THE TASK — Lines that hold the string "content" are to be counted; give only their number.

* Start DATA ROWS *

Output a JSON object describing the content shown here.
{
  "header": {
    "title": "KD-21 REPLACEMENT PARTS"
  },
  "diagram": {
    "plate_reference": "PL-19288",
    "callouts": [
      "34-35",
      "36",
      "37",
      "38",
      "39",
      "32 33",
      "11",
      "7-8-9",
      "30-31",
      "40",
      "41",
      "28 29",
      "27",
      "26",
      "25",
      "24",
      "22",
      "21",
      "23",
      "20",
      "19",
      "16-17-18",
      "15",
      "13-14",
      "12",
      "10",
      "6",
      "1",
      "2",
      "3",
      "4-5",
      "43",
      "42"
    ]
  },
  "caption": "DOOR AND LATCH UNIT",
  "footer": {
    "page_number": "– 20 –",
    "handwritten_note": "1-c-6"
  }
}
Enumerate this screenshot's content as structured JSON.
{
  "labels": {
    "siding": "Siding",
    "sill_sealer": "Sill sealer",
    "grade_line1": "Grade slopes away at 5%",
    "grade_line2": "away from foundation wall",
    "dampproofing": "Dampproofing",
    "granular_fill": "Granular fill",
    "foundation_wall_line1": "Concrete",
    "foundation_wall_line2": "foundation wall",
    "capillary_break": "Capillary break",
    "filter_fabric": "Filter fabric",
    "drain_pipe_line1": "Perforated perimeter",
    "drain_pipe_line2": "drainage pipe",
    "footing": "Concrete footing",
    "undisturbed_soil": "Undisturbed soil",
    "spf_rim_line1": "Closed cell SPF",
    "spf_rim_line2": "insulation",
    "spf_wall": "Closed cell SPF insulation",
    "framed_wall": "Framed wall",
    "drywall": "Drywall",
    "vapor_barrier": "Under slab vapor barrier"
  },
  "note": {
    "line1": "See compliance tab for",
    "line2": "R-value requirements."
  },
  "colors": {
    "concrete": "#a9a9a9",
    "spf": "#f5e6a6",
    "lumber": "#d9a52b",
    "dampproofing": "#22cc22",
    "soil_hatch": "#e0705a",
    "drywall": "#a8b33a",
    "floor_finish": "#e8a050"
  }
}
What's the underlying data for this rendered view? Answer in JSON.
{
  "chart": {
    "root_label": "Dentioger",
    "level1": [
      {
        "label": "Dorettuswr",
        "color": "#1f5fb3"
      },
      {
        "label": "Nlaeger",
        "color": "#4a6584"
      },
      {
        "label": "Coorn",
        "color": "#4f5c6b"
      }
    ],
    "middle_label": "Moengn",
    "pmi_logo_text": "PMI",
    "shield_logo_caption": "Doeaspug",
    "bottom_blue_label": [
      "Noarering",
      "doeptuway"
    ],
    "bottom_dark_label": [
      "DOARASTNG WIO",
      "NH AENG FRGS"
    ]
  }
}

* End DATA ROWS *

FINISHED ANSWER — 2